### Dataset excerpts
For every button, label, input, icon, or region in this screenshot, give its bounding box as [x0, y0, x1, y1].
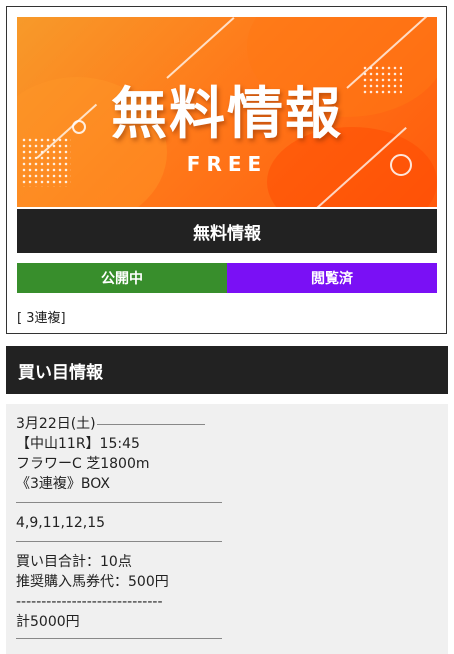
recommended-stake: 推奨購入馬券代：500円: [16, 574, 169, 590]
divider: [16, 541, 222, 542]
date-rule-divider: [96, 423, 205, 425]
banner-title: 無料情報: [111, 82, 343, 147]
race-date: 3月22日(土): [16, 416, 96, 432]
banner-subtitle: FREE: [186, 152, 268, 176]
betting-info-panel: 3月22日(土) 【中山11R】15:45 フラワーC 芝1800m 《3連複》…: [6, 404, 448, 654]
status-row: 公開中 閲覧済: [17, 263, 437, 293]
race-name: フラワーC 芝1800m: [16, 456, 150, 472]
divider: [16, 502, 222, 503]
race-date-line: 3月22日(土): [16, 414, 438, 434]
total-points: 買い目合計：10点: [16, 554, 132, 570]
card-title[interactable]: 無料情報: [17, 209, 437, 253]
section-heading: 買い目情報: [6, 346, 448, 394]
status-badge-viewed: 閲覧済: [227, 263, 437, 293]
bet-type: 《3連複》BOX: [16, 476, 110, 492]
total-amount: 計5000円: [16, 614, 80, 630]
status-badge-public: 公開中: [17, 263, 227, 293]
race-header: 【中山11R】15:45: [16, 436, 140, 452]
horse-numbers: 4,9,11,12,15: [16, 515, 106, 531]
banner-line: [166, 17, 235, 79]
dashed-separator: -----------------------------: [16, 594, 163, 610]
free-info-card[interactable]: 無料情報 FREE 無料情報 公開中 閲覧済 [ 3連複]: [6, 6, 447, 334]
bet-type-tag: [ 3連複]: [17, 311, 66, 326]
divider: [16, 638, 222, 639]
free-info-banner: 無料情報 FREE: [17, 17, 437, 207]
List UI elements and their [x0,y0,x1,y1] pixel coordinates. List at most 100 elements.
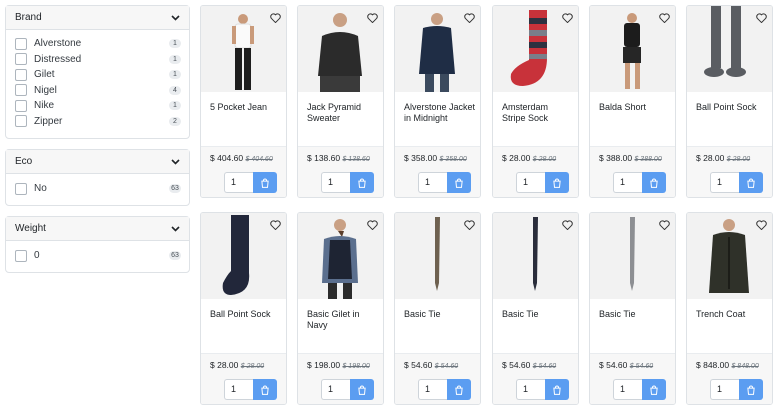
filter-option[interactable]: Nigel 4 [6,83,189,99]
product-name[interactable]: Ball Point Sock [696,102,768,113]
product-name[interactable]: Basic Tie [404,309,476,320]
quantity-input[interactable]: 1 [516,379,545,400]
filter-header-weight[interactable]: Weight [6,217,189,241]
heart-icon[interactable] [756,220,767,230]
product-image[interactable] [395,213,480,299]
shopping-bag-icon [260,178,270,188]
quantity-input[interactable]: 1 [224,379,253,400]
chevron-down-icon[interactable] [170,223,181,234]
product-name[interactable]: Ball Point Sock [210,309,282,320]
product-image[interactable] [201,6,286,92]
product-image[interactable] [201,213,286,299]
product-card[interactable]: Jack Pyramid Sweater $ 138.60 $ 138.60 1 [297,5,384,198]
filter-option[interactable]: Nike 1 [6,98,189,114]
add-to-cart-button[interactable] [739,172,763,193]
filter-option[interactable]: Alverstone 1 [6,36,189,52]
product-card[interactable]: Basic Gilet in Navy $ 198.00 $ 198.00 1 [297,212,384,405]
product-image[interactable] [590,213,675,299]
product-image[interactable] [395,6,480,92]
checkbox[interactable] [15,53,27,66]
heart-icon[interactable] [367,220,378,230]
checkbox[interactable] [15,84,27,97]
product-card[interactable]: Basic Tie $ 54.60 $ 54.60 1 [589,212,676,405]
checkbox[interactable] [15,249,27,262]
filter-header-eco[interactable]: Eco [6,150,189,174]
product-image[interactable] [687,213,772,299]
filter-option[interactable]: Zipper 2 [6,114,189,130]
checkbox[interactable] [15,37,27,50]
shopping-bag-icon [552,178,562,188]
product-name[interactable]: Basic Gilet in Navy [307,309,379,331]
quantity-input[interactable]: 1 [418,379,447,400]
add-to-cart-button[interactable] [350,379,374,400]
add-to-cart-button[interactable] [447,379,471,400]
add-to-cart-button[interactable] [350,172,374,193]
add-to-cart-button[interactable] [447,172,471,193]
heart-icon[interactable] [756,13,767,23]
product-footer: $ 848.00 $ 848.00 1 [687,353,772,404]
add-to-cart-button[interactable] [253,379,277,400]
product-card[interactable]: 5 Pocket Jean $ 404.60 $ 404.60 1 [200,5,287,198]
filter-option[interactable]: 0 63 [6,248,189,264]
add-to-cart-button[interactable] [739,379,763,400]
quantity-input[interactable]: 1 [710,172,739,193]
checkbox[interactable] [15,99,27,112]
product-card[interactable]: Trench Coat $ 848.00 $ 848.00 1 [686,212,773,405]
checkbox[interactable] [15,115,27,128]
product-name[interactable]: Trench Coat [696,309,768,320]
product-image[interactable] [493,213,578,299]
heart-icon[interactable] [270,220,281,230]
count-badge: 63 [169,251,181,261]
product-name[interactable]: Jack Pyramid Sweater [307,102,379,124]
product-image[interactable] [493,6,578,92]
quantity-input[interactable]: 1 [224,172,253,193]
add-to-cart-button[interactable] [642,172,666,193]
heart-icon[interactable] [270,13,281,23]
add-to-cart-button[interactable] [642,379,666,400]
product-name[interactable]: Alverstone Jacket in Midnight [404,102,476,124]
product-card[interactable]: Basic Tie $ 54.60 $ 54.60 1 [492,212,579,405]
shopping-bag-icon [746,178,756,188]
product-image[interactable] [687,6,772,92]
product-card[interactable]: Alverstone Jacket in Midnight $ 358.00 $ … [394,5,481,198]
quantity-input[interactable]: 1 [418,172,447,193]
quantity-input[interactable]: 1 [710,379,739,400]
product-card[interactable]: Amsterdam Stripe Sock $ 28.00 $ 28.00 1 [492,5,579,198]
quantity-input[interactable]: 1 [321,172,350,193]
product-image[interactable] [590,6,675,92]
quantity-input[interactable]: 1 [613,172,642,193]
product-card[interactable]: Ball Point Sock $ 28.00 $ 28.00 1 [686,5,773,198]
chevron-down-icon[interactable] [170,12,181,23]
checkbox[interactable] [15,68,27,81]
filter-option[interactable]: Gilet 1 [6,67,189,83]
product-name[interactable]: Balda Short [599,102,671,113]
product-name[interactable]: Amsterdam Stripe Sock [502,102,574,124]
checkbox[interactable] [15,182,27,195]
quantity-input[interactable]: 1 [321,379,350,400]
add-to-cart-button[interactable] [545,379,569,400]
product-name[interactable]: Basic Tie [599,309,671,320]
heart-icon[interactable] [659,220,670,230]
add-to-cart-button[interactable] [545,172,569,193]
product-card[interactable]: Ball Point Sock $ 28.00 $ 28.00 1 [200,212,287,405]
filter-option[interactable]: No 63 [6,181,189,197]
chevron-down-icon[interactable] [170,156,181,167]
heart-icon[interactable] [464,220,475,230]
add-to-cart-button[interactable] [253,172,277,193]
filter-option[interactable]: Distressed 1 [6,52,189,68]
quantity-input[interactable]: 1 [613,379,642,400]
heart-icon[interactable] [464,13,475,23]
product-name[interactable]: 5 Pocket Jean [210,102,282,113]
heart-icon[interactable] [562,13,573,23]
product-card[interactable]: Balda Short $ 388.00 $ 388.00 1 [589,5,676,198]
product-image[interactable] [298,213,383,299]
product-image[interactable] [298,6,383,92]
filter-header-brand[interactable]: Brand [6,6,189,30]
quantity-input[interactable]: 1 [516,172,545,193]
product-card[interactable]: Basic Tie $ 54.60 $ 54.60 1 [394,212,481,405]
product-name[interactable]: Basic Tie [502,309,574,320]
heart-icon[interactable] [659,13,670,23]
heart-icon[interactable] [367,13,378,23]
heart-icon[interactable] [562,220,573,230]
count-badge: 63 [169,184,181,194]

### Aim
Give all the lines of the records above as a numbered list, leaving out blank lines and the pictures.

### Task solution
1. For every button, label, input, icon, or region in this screenshot, give its bounding box as [x0, y0, x1, y1].
2. recommended-stake: 推奨購入馬券代：500円: [16, 574, 169, 590]
3. divider: [16, 541, 222, 542]
4. date-rule-divider: [96, 423, 205, 425]
5. banner-title: 無料情報: [111, 82, 343, 147]
6. race-date: 3月22日(土): [16, 416, 96, 432]
7. banner-subtitle: FREE: [186, 152, 268, 176]
8. betting-info-panel: 3月22日(土) 【中山11R】15:45 フラワーC 芝1800m 《3連複》…: [6, 404, 448, 654]
9. status-row: 公開中 閲覧済: [17, 263, 437, 293]
10. race-name: フラワーC 芝1800m: [16, 456, 150, 472]
11. divider: [16, 502, 222, 503]
12. race-date-line: 3月22日(土): [16, 414, 438, 434]
13. total-points: 買い目合計：10点: [16, 554, 132, 570]
14. card-title[interactable]: 無料情報: [17, 209, 437, 253]
15. section-heading: 買い目情報: [6, 346, 448, 394]
16. status-badge-viewed: 閲覧済: [227, 263, 437, 293]
17. bet-type: 《3連複》BOX: [16, 476, 110, 492]
18. total-amount: 計5000円: [16, 614, 80, 630]
19. status-badge-public: 公開中: [17, 263, 227, 293]
20. race-header: 【中山11R】15:45: [16, 436, 140, 452]
21. horse-numbers: 4,9,11,12,15: [16, 515, 106, 531]
22. banner-line: [166, 17, 235, 79]
23. dashed-separator: -----------------------------: [16, 594, 163, 610]
24. free-info-card[interactable]: 無料情報 FREE 無料情報 公開中 閲覧済 [ 3連複]: [6, 6, 447, 334]
25. bet-type-tag: [ 3連複]: [17, 311, 66, 326]
26. divider: [16, 638, 222, 639]
27. free-info-banner: 無料情報 FREE: [17, 17, 437, 207]
28. List UI elements and their [x0,y0,x1,y1] pixel coordinates. List at most 100 elements.
29. filter-option[interactable]: Nigel 4 [6,83,189,99]
30. product-name[interactable]: Ball Point Sock [696,102,768,113]
31. product-name[interactable]: Basic Tie [404,309,476,320]
32. quantity-input[interactable]: 1 [516,379,545,400]
33. filter-header-weight[interactable]: Weight [6,217,189,241]
34. heart-icon[interactable] [756,220,767,230]
35. product-image[interactable] [395,213,480,299]
36. shopping-bag-icon [260,178,270,188]
37. quantity-input[interactable]: 1 [224,379,253,400]
38. chevron-down-icon[interactable] [170,223,181,234]
39. product-name[interactable]: Ball Point Sock [210,309,282,320]
40. product-image[interactable] [201,6,286,92]
41. product-image[interactable] [201,213,286,299]
42. product-card[interactable]: Jack Pyramid Sweater $ 138.60 $ 138.60 1 [297,5,384,198]
43. filter-option[interactable]: Nike 1 [6,98,189,114]
44. add-to-cart-button[interactable] [739,172,763,193]
45. filter-option[interactable]: Alverstone 1 [6,36,189,52]
46. product-card[interactable]: Basic Gilet in Navy $ 198.00 $ 198.00 1 [297,212,384,405]
47. product-image[interactable] [590,213,675,299]
48. product-image[interactable] [395,6,480,92]
49. checkbox[interactable] [15,53,27,66]
50. heart-icon[interactable] [367,220,378,230]
51. checkbox[interactable] [15,84,27,97]
52. product-card[interactable]: Basic Tie $ 54.60 $ 54.60 1 [589,212,676,405]
53. checkbox[interactable] [15,249,27,262]
54. filter-header-eco[interactable]: Eco [6,150,189,174]
55. product-image[interactable] [687,213,772,299]
56. filter-option[interactable]: Zipper 2 [6,114,189,130]
57. checkbox[interactable] [15,37,27,50]
58. shopping-bag-icon [552,178,562,188]
59. product-name[interactable]: Basic Gilet in Navy [307,309,379,331]
60. quantity-input[interactable]: 1 [418,379,447,400]
61. add-to-cart-button[interactable] [350,379,374,400]
62. add-to-cart-button[interactable] [447,379,471,400]
63. add-to-cart-button[interactable] [350,172,374,193]
64. add-to-cart-button[interactable] [447,172,471,193]
65. heart-icon[interactable] [756,13,767,23]
66. product-footer: $ 848.00 $ 848.00 1 [687,353,772,404]
67. add-to-cart-button[interactable] [253,379,277,400]
68. product-card[interactable]: 5 Pocket Jean $ 404.60 $ 404.60 1 [200,5,287,198]
69. filter-option[interactable]: 0 63 [6,248,189,264]
70. add-to-cart-button[interactable] [739,379,763,400]
71. quantity-input[interactable]: 1 [710,172,739,193]
72. checkbox[interactable] [15,99,27,112]
73. product-card[interactable]: Trench Coat $ 848.00 $ 848.00 1 [686,212,773,405]
74. checkbox[interactable] [15,115,27,128]
75. product-name[interactable]: Trench Coat [696,309,768,320]
76. product-image[interactable] [493,213,578,299]
77. heart-icon[interactable] [270,220,281,230]
78. count-badge: 63 [169,251,181,261]
79. product-name[interactable]: Jack Pyramid Sweater [307,102,379,124]
80. product-image[interactable] [493,6,578,92]
81. quantity-input[interactable]: 1 [224,172,253,193]
82. add-to-cart-button[interactable] [642,172,666,193]
83. heart-icon[interactable] [270,13,281,23]
84. add-to-cart-button[interactable] [642,379,666,400]
85. product-name[interactable]: Alverstone Jacket in Midnight [404,102,476,124]
86. product-card[interactable]: Basic Tie $ 54.60 $ 54.60 1 [492,212,579,405]
87. shopping-bag-icon [746,178,756,188]
88. product-image[interactable] [687,6,772,92]
89. product-card[interactable]: Alverstone Jacket in Midnight $ 358.00 $ … [394,5,481,198]
90. quantity-input[interactable]: 1 [418,172,447,193]
91. quantity-input[interactable]: 1 [710,379,739,400]
92. product-card[interactable]: Amsterdam Stripe Sock $ 28.00 $ 28.00 1 [492,5,579,198]
93. quantity-input[interactable]: 1 [321,172,350,193]
94. product-image[interactable] [590,6,675,92]
95. quantity-input[interactable]: 1 [613,172,642,193]
96. product-card[interactable]: Ball Point Sock $ 28.00 $ 28.00 1 [686,5,773,198]
97. chevron-down-icon[interactable] [170,12,181,23]
98. checkbox[interactable] [15,68,27,81]
99. filter-option[interactable]: Gilet 1 [6,67,189,83]
100. product-name[interactable]: Balda Short [599,102,671,113]
101. product-name[interactable]: Amsterdam Stripe Sock [502,102,574,124]
102. checkbox[interactable] [15,182,27,195]
103. quantity-input[interactable]: 1 [321,379,350,400]
104. add-to-cart-button[interactable] [545,379,569,400]
105. product-name[interactable]: Basic Tie [599,309,671,320]
106. heart-icon[interactable] [659,220,670,230]
107. add-to-cart-button[interactable] [545,172,569,193]
108. product-card[interactable]: Ball Point Sock $ 28.00 $ 28.00 1 [200,212,287,405]
109. filter-option[interactable]: No 63 [6,181,189,197]
110. chevron-down-icon[interactable] [170,156,181,167]
111. heart-icon[interactable] [464,220,475,230]
112. add-to-cart-button[interactable] [253,172,277,193]
113. filter-option[interactable]: Distressed 1 [6,52,189,68]
114. quantity-input[interactable]: 1 [613,379,642,400]
115. heart-icon[interactable] [464,13,475,23]
116. product-name[interactable]: 5 Pocket Jean [210,102,282,113]
117. heart-icon[interactable] [562,13,573,23]
118. product-card[interactable]: Balda Short $ 388.00 $ 388.00 1 [589,5,676,198]
119. product-image[interactable] [298,213,383,299]
120. product-image[interactable] [298,6,383,92]
121. filter-header-brand[interactable]: Brand [6,6,189,30]
122. quantity-input[interactable]: 1 [516,172,545,193]
123. product-card[interactable]: Basic Tie $ 54.60 $ 54.60 1 [394,212,481,405]
124. product-name[interactable]: Basic Tie [502,309,574,320]
125. heart-icon[interactable] [659,13,670,23]
126. heart-icon[interactable] [367,13,378,23]
127. heart-icon[interactable] [562,220,573,230]
128. count-badge: 63 [169,184,181,194]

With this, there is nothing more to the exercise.